Show all lines from the listing below that contain "icon".
.....
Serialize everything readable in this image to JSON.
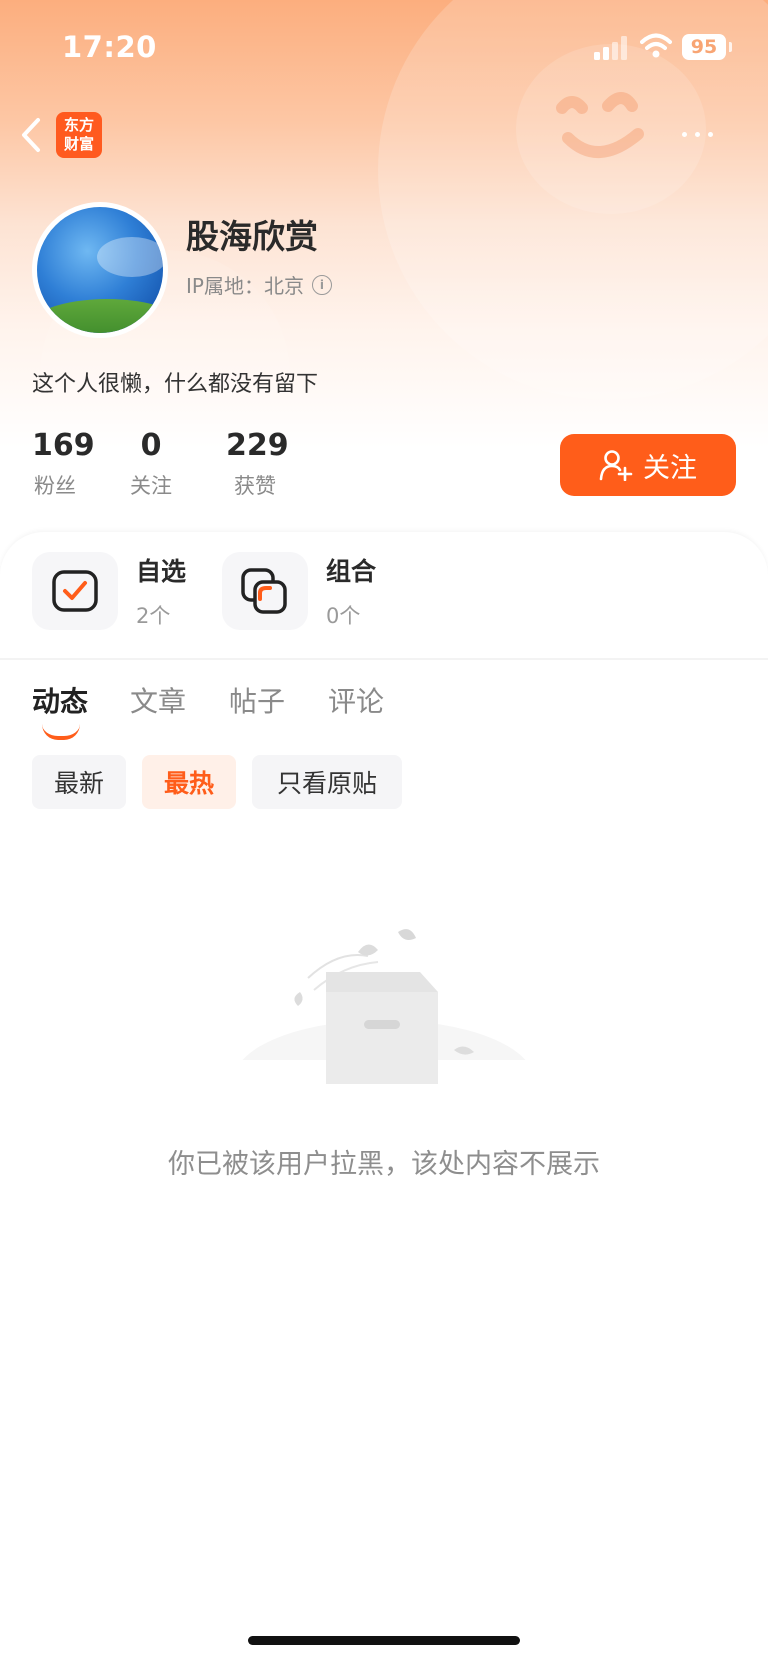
{
  "status_bar": {
    "time": "17:20",
    "battery": "95"
  },
  "header": {
    "app_logo_line1": "东方",
    "app_logo_line2": "财富"
  },
  "profile": {
    "name": "股海欣赏",
    "ip_location": "IP属地：北京",
    "bio": "这个人很懒，什么都没有留下",
    "stats": [
      {
        "value": "169",
        "label": "粉丝"
      },
      {
        "value": "0",
        "label": "关注"
      },
      {
        "value": "229",
        "label": "获赞"
      }
    ],
    "follow_label": "关注"
  },
  "quick_links": [
    {
      "title": "自选",
      "count": "2个",
      "icon": "checkbox-icon"
    },
    {
      "title": "组合",
      "count": "0个",
      "icon": "portfolio-icon"
    }
  ],
  "tabs": [
    {
      "label": "动态",
      "active": true
    },
    {
      "label": "文章",
      "active": false
    },
    {
      "label": "帖子",
      "active": false
    },
    {
      "label": "评论",
      "active": false
    }
  ],
  "filters": [
    {
      "label": "最新",
      "active": false
    },
    {
      "label": "最热",
      "active": true
    },
    {
      "label": "只看原贴",
      "active": false
    }
  ],
  "empty_state": {
    "message": "你已被该用户拉黑，该处内容不展示"
  },
  "colors": {
    "accent": "#ff5d1a",
    "hero_top": "#fcae7e"
  }
}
.....
▸ Response to the task:
      "icon": "checkbox-icon"
      "icon": "portfolio-icon"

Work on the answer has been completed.